WHAT THE TASK REQUIRES:
Copy the rows from the line with "sigma-data-point [299,1401,307,1410]" up to and including the line with "sigma-data-point [498,1558,506,1566]".

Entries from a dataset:

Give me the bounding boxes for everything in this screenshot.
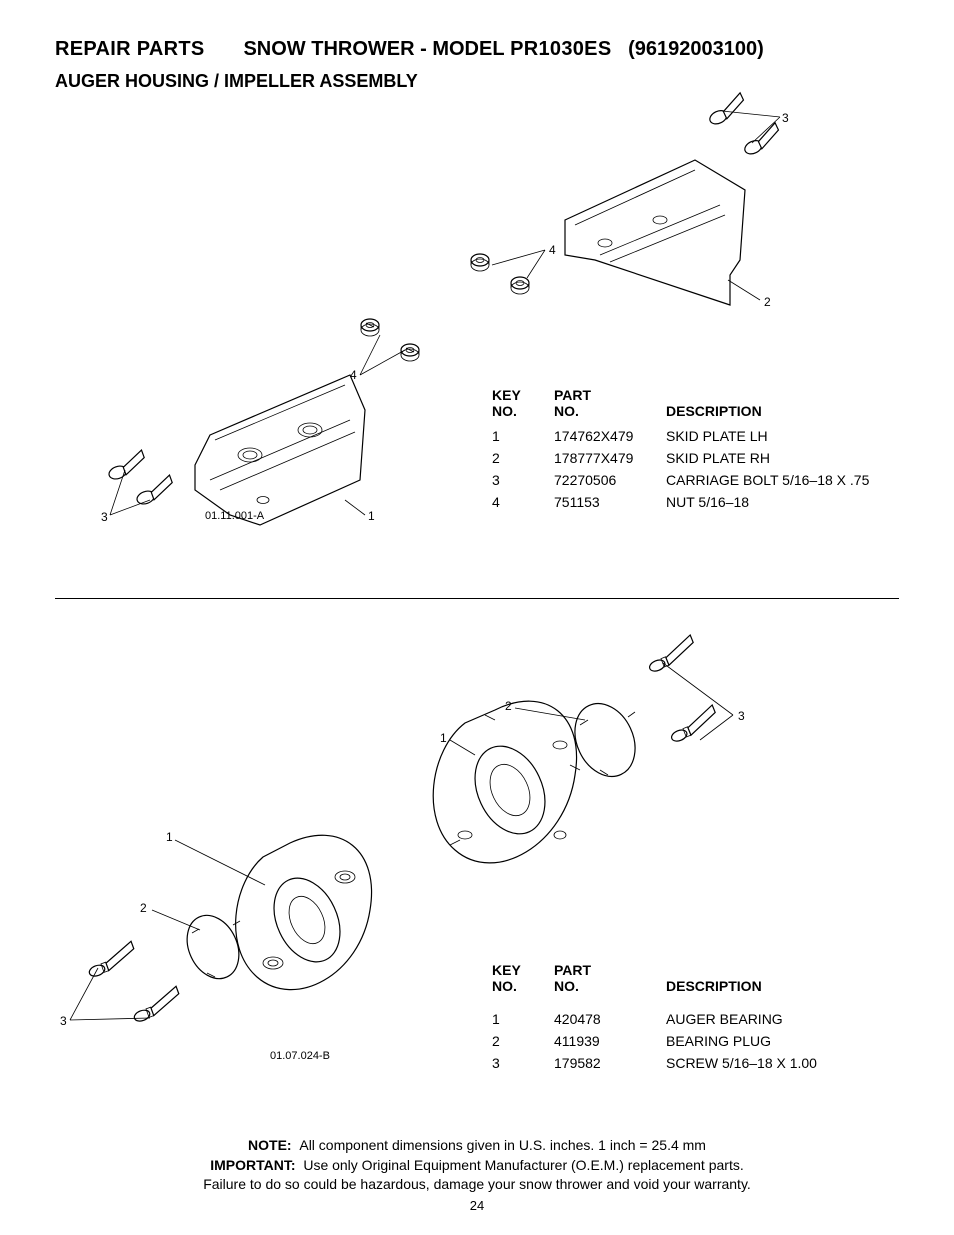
table-row: 3 179582 SCREW 5/16–18 X 1.00 xyxy=(492,1053,833,1073)
callout-1-top: 1 xyxy=(440,731,447,745)
table-row: 4 751153 NUT 5/16–18 xyxy=(492,492,885,512)
drawing-ref-2: 01.07.024-B xyxy=(270,1050,330,1062)
auger-bearing-left-icon xyxy=(236,835,372,989)
th-key: KEY NO. xyxy=(492,387,552,424)
parts-table-2: KEY NO. PART NO. DESCRIPTION 1 420478 AU… xyxy=(490,960,835,1075)
table-row: 3 72270506 CARRIAGE BOLT 5/16–18 X .75 xyxy=(492,470,885,490)
footer-warning: Failure to do so could be hazardous, dam… xyxy=(0,1175,954,1195)
table-row: 2 178777X479 SKID PLATE RH xyxy=(492,448,885,468)
nut-pair-top-icon xyxy=(471,254,529,294)
callout-4-left: 4 xyxy=(350,368,357,382)
table-row: 1 174762X479 SKID PLATE LH xyxy=(492,426,885,446)
callout-2: 2 xyxy=(764,295,771,309)
callout-3-top: 3 xyxy=(738,709,745,723)
repair-parts-label: REPAIR PARTS xyxy=(55,38,205,60)
parts-table-1: KEY NO. PART NO. DESCRIPTION 1 174762X47… xyxy=(490,385,887,514)
callout-4-top: 4 xyxy=(549,243,556,257)
callout-3-left: 3 xyxy=(60,1014,67,1028)
header-subtitle: AUGER HOUSING / IMPELLER ASSEMBLY xyxy=(55,71,899,92)
model-number: (96192003100) xyxy=(628,38,764,60)
leader-4a xyxy=(492,250,545,278)
callout-1: 1 xyxy=(368,509,375,523)
table-row: 2 411939 BEARING PLUG xyxy=(492,1031,833,1051)
th-part: PART NO. xyxy=(554,387,664,424)
screw-pair-left-icon xyxy=(84,941,183,1023)
header-line-1: REPAIR PARTS SNOW THROWER - MODEL PR1030… xyxy=(55,38,899,61)
skid-plate-rh-icon xyxy=(565,160,745,305)
th-desc: DESCRIPTION xyxy=(666,962,833,999)
footer-note: NOTE: All component dimensions given in … xyxy=(0,1136,954,1156)
product-label: SNOW THROWER - MODEL xyxy=(243,38,504,60)
model-bold: PR1030ES xyxy=(510,38,611,60)
section-divider xyxy=(55,598,899,599)
footer-important: IMPORTANT: Use only Original Equipment M… xyxy=(0,1156,954,1176)
auger-bearing-top-icon xyxy=(433,701,580,863)
th-key: KEY NO. xyxy=(492,962,552,999)
callout-2-top: 2 xyxy=(505,699,512,713)
nut-pair-left-icon xyxy=(361,319,419,361)
callout-3-left: 3 xyxy=(101,510,108,524)
page-footer: NOTE: All component dimensions given in … xyxy=(0,1136,954,1195)
skid-plate-lh-icon xyxy=(195,375,365,525)
page-header: REPAIR PARTS SNOW THROWER - MODEL PR1030… xyxy=(55,38,899,92)
leader-2 xyxy=(728,280,760,300)
page-number: 24 xyxy=(0,1198,954,1213)
callout-2-left: 2 xyxy=(140,901,147,915)
leader-2-left xyxy=(152,910,200,930)
leader-1-left xyxy=(175,840,265,885)
leader-1 xyxy=(345,500,365,515)
leader-4b xyxy=(360,335,405,375)
callout-1-left: 1 xyxy=(166,830,173,844)
screw-pair-top-icon xyxy=(644,635,720,743)
th-desc: DESCRIPTION xyxy=(666,387,885,424)
th-part: PART NO. xyxy=(554,962,664,999)
callout-3-top: 3 xyxy=(782,111,789,125)
table-row: 1 420478 AUGER BEARING xyxy=(492,1001,833,1029)
drawing-ref-1: 01.11.001-A xyxy=(205,510,264,522)
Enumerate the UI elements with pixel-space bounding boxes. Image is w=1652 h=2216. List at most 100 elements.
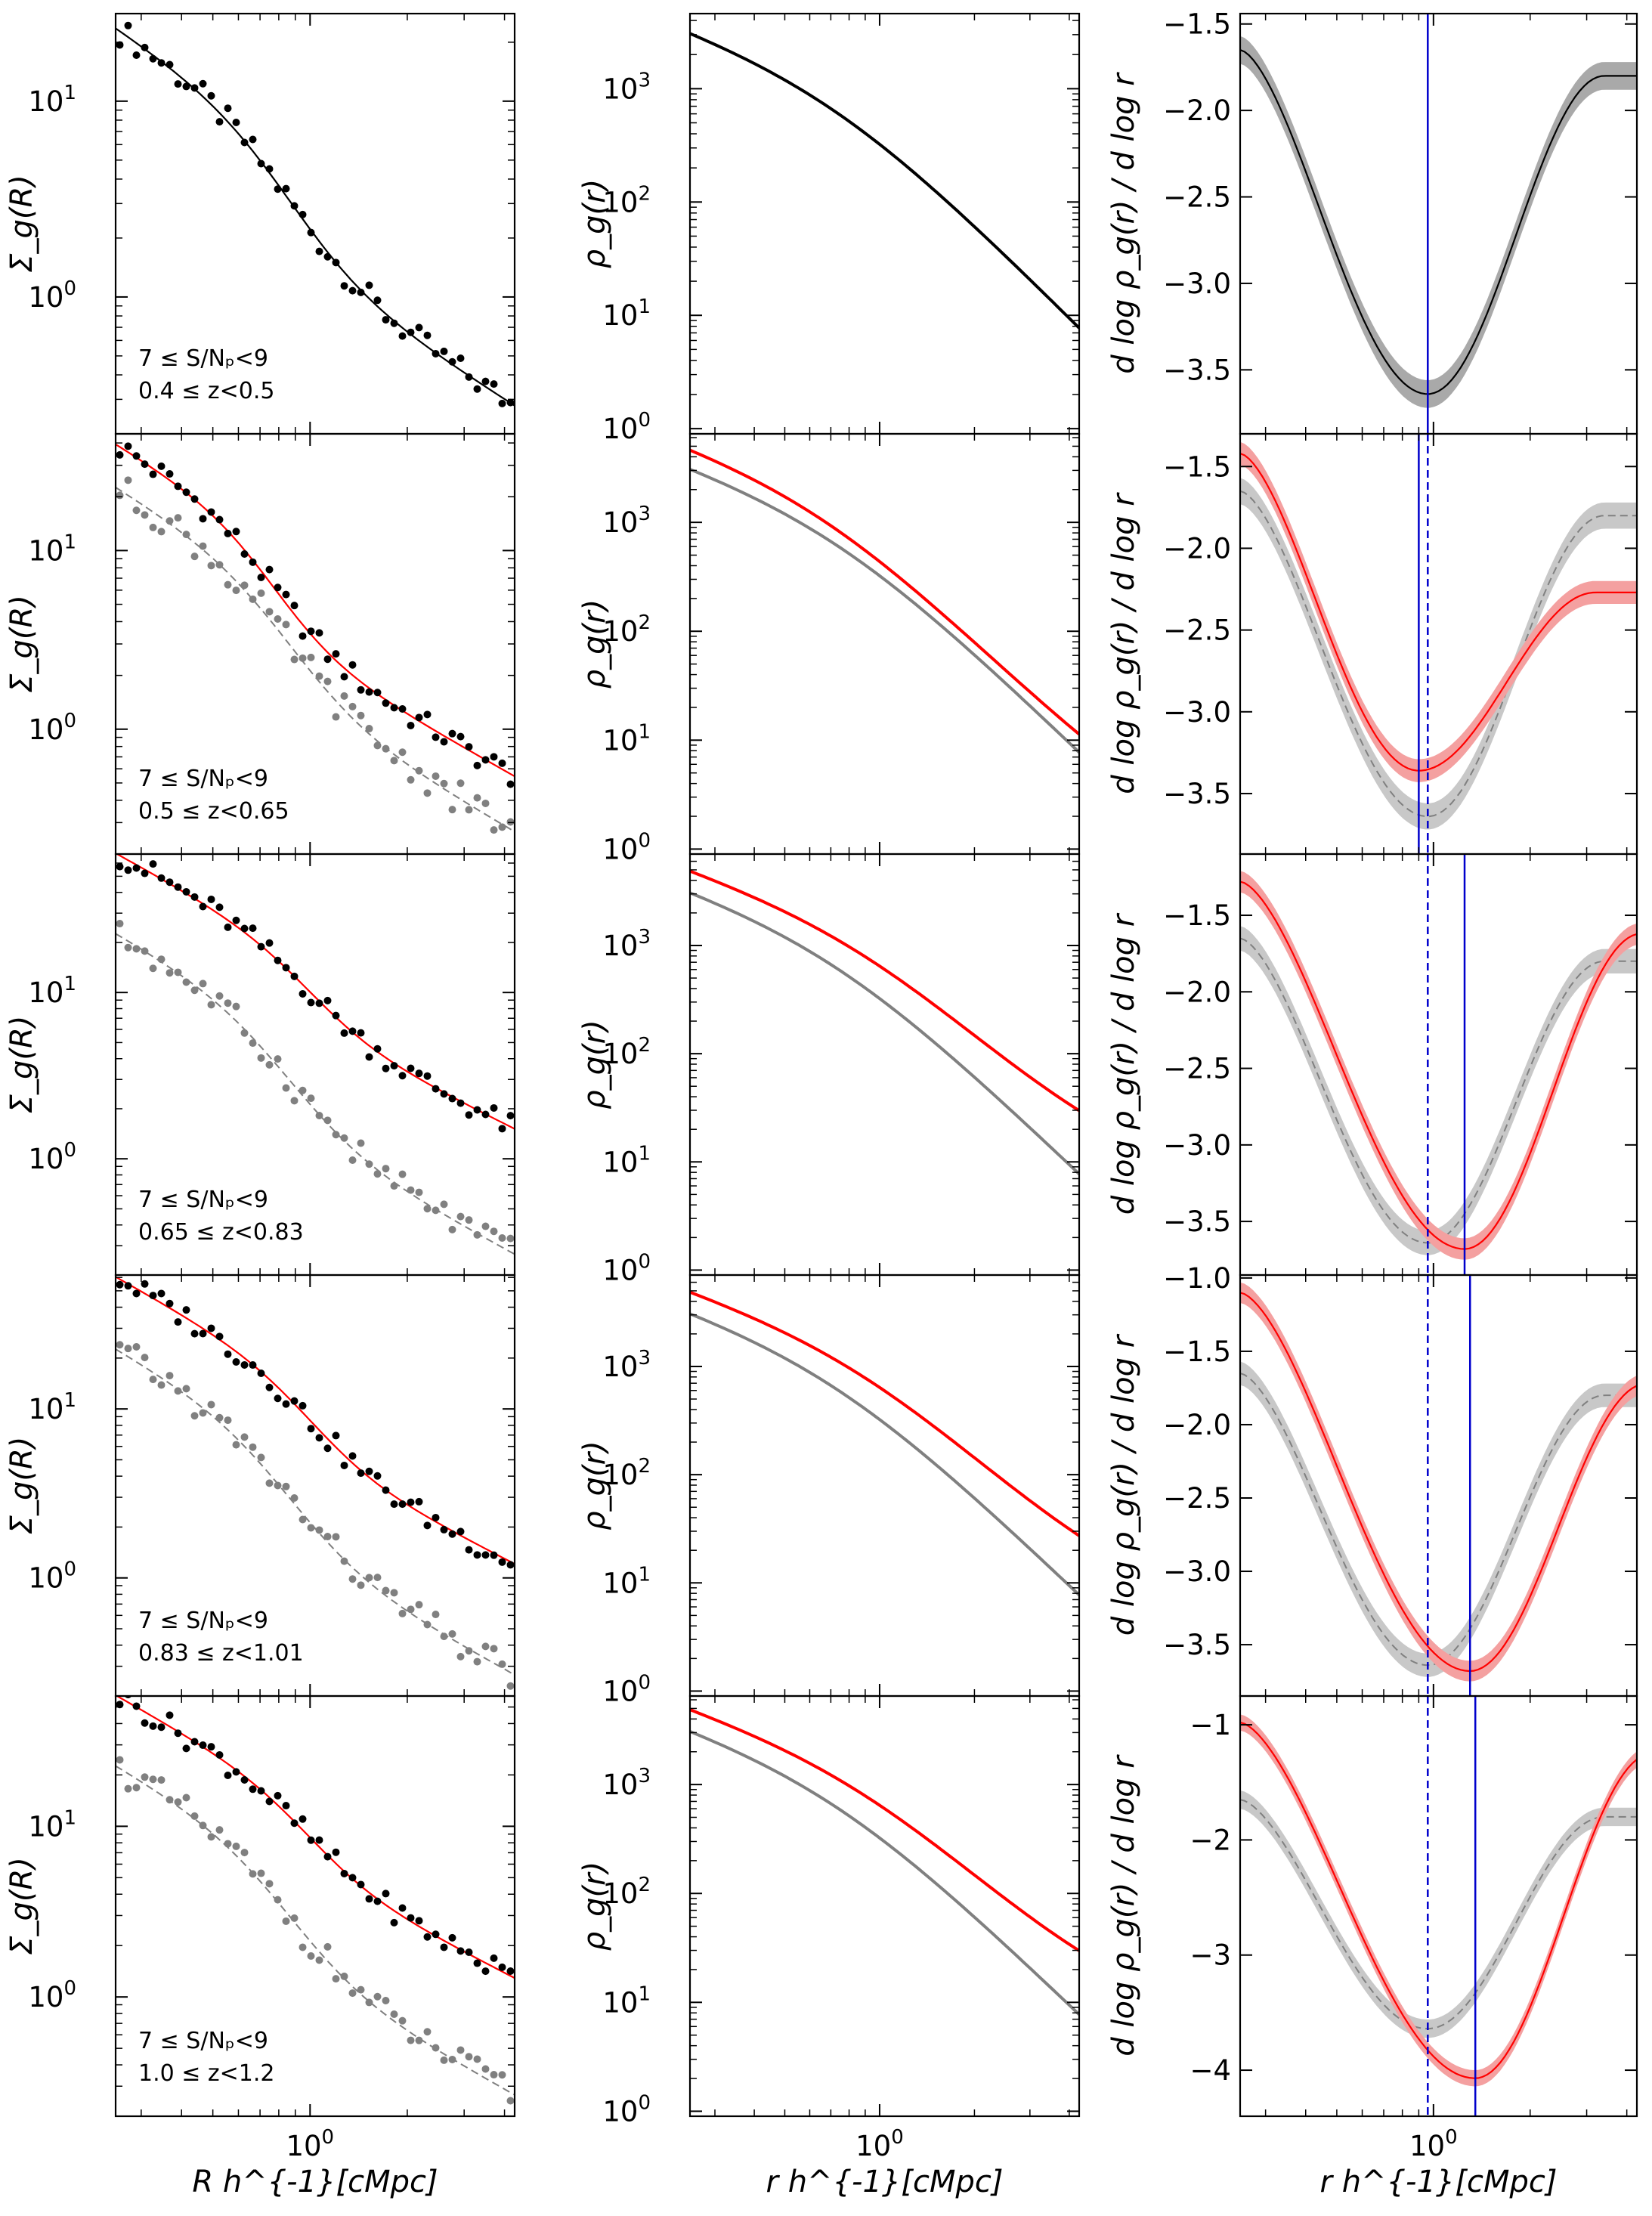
sigma-data-point [299,1401,307,1410]
sigma-data-point [207,1743,215,1751]
sigma-fit-line [116,1276,515,1565]
y-tick-label: −3 [1190,1939,1231,1972]
sigma-data-point [207,508,215,516]
sigma-data-point [415,1069,423,1078]
reference-data-point [132,945,141,953]
reference-data-point [407,1186,415,1194]
sigma-data-point [265,939,274,947]
sigma-data-point [166,60,174,69]
sigma-data-point [149,1722,157,1730]
sigma-data-point [224,923,232,931]
sigma-data-point [498,1125,506,1133]
sigma-data-point [307,1836,315,1844]
reference-data-point [415,1188,423,1196]
sigma-data-point [382,1889,390,1898]
sigma-data-point [132,864,141,872]
slope-line [1240,1292,1637,1673]
sigma-data-point [465,1546,473,1554]
reference-data-point [224,1416,232,1425]
reference-data-point [498,823,506,831]
sigma-data-point [448,1530,456,1538]
sigma-data-point [274,583,282,592]
reference-data-point [407,775,415,784]
slope-panel-0: −3.5 −3.0 −2.5 −2.0 −1.5 d log ρ_g(r) / d log… [1106,8,1638,435]
reference-data-point [315,1526,323,1534]
x-tick-label: 100 [855,2126,904,2162]
sigma-data-point [332,650,340,658]
rho-line [690,448,1079,736]
sigma-data-point [407,1498,415,1506]
reference-slope-line [1240,1799,1637,2030]
sigma-data-point [465,1111,473,1119]
reference-data-point [249,1039,257,1048]
sigma-data-point [340,282,348,290]
rho-line [690,869,1079,1113]
reference-data-point [116,491,124,500]
sigma-data-point [182,488,190,497]
sigma-data-point [498,1558,506,1566]
sigma-data-point [182,887,190,896]
reference-data-point [166,969,174,977]
reference-fit-line [116,1765,515,2096]
sigma-data-point [448,1094,456,1103]
reference-data-point [432,1206,440,1215]
sigma-data-point [141,1280,149,1288]
sigma-data-point [116,1280,124,1289]
reference-data-point [357,711,365,720]
sigma-data-point [398,1904,407,1912]
sigma-data-point [440,1943,448,1951]
reference-data-point [257,589,265,597]
z-annotation: 0.83 ≤ z<1.01 [138,1640,304,1667]
sigma-data-point [124,21,132,29]
sigma-data-point [232,528,240,536]
sigma-data-point [415,323,423,332]
reference-data-point [274,1055,282,1063]
reference-data-point [423,1620,432,1629]
sigma-data-point [307,228,315,237]
sigma-data-point [257,1370,265,1378]
sigma-data-point [456,1527,465,1536]
reference-data-point [149,523,157,531]
x-axis-label-2: r h^{-1}[cMpc] [1320,2165,1558,2199]
sigma-data-point [174,1729,182,1738]
sigma-data-point [307,1425,315,1433]
sigma-data-point [432,733,440,741]
reference-data-point [274,1481,282,1490]
sigma-data-point [373,689,382,697]
slope-uncertainty-band [1240,1790,1637,2038]
reference-data-point [141,511,149,519]
sigma-data-point [232,118,240,126]
reference-data-point [141,1773,149,1781]
sigma-data-point [382,1064,390,1072]
reference-data-point [373,1170,382,1178]
sigma-data-point [506,1967,515,1976]
reference-data-point [398,1609,407,1617]
sigma-data-point [481,1967,490,1976]
reference-data-point [124,476,132,484]
reference-data-point [307,1952,315,1961]
y-tick-label: 103 [602,1347,651,1383]
y-tick-label: −2.5 [1163,614,1231,647]
slope-uncertainty-band [1240,926,1637,1255]
reference-data-point [274,614,282,623]
reference-data-point [190,1812,199,1820]
sigma-data-point [124,866,132,874]
reference-data-point [265,1060,274,1069]
sigma-data-point [215,1750,224,1759]
reference-data-point [240,1029,249,1037]
sigma-data-point [224,1350,232,1358]
sigma-data-point [157,59,166,67]
sigma-data-point [315,1434,323,1442]
sigma-data-point [340,1029,348,1037]
sigma-data-point [407,1914,415,1922]
reference-data-point [265,1880,274,1888]
reference-data-point [282,1917,290,1925]
slope-axes-frame [1239,853,1638,1277]
reference-data-point [473,1230,481,1239]
sigma-data-point [465,373,473,381]
sigma-data-point [490,1551,498,1559]
sigma-data-point [365,688,373,696]
reference-data-point [232,1842,240,1850]
slope-ylabel: d log ρ_g(r) / d log r [1106,1333,1141,1636]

WRITTEN REPLY:
sigma-data-point [299,1401,307,1410]
sigma-data-point [207,1743,215,1751]
sigma-fit-line [116,1276,515,1565]
y-tick-label: −3 [1190,1939,1231,1972]
sigma-data-point [207,508,215,516]
sigma-data-point [415,1069,423,1078]
reference-data-point [132,945,141,953]
reference-data-point [407,1186,415,1194]
sigma-data-point [265,939,274,947]
sigma-data-point [166,60,174,69]
sigma-data-point [149,1722,157,1730]
sigma-data-point [224,923,232,931]
sigma-data-point [498,1125,506,1133]
sigma-data-point [307,1836,315,1844]
reference-data-point [415,1188,423,1196]
sigma-data-point [382,1889,390,1898]
sigma-data-point [132,864,141,872]
slope-line [1240,1292,1637,1673]
sigma-data-point [465,1546,473,1554]
reference-data-point [224,1416,232,1425]
reference-data-point [498,823,506,831]
sigma-data-point [448,1530,456,1538]
sigma-data-point [274,583,282,592]
reference-data-point [407,775,415,784]
slope-panel-0: −3.5 −3.0 −2.5 −2.0 −1.5 d log ρ_g(r) / d log… [1106,8,1638,435]
reference-data-point [315,1526,323,1534]
x-tick-label: 100 [855,2126,904,2162]
sigma-data-point [332,650,340,658]
rho-line [690,448,1079,736]
sigma-data-point [407,1498,415,1506]
reference-slope-line [1240,1799,1637,2030]
sigma-data-point [465,1111,473,1119]
reference-data-point [249,1039,257,1048]
sigma-data-point [340,282,348,290]
rho-line [690,869,1079,1113]
reference-data-point [116,491,124,500]
sigma-data-point [182,488,190,497]
sigma-data-point [498,1558,506,1566]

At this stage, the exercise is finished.